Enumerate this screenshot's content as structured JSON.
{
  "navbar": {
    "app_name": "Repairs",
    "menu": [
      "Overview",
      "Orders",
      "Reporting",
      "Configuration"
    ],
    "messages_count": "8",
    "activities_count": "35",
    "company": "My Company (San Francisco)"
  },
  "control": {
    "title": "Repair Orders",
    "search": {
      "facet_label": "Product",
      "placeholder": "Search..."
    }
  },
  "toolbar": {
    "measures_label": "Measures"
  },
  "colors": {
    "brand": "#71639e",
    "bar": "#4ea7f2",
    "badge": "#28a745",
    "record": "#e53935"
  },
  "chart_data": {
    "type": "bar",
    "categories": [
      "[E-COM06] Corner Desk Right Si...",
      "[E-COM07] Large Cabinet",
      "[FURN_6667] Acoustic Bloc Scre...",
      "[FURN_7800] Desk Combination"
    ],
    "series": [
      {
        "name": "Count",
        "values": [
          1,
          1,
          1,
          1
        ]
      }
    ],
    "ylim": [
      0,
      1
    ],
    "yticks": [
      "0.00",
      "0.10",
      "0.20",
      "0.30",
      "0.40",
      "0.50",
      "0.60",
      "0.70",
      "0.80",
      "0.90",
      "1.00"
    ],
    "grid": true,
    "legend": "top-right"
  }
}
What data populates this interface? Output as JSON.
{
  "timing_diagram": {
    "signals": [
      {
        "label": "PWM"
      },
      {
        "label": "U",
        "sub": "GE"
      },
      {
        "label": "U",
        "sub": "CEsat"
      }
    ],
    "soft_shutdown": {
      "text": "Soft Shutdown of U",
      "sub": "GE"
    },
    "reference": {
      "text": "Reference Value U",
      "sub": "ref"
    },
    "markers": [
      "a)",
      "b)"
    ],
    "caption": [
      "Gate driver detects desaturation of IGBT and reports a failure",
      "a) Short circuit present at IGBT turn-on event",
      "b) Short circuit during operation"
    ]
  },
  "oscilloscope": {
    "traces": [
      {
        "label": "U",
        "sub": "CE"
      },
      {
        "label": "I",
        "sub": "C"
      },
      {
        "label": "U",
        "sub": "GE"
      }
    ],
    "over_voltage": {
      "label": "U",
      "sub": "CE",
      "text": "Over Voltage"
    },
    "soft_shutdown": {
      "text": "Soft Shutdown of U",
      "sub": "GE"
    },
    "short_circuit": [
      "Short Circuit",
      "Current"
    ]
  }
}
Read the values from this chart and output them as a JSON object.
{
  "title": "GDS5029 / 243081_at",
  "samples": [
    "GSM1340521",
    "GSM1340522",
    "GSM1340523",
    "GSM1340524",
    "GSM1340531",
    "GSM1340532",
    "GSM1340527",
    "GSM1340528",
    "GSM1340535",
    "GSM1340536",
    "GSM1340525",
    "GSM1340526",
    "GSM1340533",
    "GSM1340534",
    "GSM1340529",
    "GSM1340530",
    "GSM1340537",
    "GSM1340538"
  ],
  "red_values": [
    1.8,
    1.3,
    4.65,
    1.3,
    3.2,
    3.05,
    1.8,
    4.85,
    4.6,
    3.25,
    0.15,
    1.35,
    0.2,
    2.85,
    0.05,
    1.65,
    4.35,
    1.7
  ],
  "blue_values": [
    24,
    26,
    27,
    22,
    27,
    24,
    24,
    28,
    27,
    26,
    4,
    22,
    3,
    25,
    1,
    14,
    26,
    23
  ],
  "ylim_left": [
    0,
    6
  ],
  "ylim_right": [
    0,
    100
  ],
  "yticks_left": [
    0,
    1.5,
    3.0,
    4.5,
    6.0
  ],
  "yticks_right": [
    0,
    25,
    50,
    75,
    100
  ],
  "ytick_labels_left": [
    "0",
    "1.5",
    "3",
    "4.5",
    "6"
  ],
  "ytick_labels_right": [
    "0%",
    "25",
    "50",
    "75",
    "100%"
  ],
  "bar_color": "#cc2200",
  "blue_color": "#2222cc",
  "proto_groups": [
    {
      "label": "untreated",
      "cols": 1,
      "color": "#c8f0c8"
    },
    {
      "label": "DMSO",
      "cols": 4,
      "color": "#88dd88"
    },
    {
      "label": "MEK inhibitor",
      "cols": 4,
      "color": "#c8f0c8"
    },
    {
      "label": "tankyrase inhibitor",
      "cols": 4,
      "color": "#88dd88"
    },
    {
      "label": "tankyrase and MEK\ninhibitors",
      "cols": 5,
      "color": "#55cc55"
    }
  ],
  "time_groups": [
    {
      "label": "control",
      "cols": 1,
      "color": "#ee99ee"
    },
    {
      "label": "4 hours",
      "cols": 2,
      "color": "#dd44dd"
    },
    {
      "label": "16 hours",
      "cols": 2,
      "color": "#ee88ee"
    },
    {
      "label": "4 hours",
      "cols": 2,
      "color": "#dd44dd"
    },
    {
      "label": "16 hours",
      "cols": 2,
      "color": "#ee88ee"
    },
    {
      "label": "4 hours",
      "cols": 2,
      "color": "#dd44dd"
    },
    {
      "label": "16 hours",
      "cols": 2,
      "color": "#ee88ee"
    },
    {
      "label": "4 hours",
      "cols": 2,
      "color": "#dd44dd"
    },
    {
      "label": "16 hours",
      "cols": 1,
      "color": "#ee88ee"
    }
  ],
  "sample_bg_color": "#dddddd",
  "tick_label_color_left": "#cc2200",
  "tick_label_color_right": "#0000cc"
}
#####
Going through the data, tally the lines containing "Desk" and report only the result.

2